*Your task*. Starting from the line that contains "Enumerate this screenshot's", reproduce each line exactly through the end of the material, and include no other lines.

#### Records to process ####

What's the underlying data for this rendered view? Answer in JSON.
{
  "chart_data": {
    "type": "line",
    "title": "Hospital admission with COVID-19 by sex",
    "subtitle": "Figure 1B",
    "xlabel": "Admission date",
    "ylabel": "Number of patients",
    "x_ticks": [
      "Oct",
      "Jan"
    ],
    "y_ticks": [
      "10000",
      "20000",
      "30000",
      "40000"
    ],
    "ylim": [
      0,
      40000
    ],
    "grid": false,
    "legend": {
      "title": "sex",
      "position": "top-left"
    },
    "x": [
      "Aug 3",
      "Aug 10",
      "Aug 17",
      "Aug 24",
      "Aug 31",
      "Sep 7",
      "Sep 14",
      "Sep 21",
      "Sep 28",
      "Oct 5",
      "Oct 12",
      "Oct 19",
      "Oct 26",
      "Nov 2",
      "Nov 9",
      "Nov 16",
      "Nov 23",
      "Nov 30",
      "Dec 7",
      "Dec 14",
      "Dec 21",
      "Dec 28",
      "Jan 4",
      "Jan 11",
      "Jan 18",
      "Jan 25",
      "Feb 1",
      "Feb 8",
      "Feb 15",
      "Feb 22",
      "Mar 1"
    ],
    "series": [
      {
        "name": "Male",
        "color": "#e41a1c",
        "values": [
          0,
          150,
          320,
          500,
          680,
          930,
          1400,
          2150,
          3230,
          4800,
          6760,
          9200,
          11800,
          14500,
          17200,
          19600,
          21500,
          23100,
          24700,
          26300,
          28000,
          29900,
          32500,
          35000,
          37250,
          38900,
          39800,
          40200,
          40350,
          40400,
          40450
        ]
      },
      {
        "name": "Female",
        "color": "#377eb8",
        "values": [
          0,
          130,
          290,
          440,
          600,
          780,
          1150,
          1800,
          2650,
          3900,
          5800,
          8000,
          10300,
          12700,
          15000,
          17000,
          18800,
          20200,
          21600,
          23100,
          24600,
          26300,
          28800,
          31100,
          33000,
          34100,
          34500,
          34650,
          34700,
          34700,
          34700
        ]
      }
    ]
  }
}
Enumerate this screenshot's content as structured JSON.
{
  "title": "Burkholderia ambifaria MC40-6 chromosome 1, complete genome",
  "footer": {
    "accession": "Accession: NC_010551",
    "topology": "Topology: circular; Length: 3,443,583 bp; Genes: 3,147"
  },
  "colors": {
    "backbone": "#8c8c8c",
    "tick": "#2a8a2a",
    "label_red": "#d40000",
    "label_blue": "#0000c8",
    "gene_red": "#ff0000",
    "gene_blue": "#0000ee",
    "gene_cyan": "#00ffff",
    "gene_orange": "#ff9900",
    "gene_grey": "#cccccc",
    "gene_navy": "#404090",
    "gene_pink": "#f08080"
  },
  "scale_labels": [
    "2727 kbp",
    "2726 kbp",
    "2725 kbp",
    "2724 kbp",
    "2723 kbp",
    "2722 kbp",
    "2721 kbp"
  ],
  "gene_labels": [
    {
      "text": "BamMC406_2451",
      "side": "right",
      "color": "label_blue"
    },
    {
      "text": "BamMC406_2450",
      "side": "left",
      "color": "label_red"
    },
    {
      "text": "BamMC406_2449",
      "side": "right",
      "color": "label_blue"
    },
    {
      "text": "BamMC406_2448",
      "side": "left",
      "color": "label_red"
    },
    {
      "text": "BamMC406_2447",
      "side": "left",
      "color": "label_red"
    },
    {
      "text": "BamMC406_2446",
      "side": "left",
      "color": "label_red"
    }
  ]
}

####

*Solution to the problem*.
Enumerate this screenshot's content as structured JSON.
{
  "title": "Burkholderia ambifaria MC40-6 chromosome 1, complete genome",
  "footer": {
    "accession": "Accession: NC_010551",
    "topology": "Topology: circular; Length: 3,443,583 bp; Genes: 3,147"
  },
  "colors": {
    "backbone": "#8c8c8c",
    "tick": "#2a8a2a",
    "label_red": "#d40000",
    "label_blue": "#0000c8",
    "gene_red": "#ff0000",
    "gene_blue": "#0000ee",
    "gene_cyan": "#00ffff",
    "gene_orange": "#ff9900",
    "gene_grey": "#cccccc",
    "gene_navy": "#404090",
    "gene_pink": "#f08080"
  },
  "scale_labels": [
    "2727 kbp",
    "2726 kbp",
    "2725 kbp",
    "2724 kbp",
    "2723 kbp",
    "2722 kbp",
    "2721 kbp"
  ],
  "gene_labels": [
    {
      "text": "BamMC406_2451",
      "side": "right",
      "color": "label_blue"
    },
    {
      "text": "BamMC406_2450",
      "side": "left",
      "color": "label_red"
    },
    {
      "text": "BamMC406_2449",
      "side": "right",
      "color": "label_blue"
    },
    {
      "text": "BamMC406_2448",
      "side": "left",
      "color": "label_red"
    },
    {
      "text": "BamMC406_2447",
      "side": "left",
      "color": "label_red"
    },
    {
      "text": "BamMC406_2446",
      "side": "left",
      "color": "label_red"
    }
  ]
}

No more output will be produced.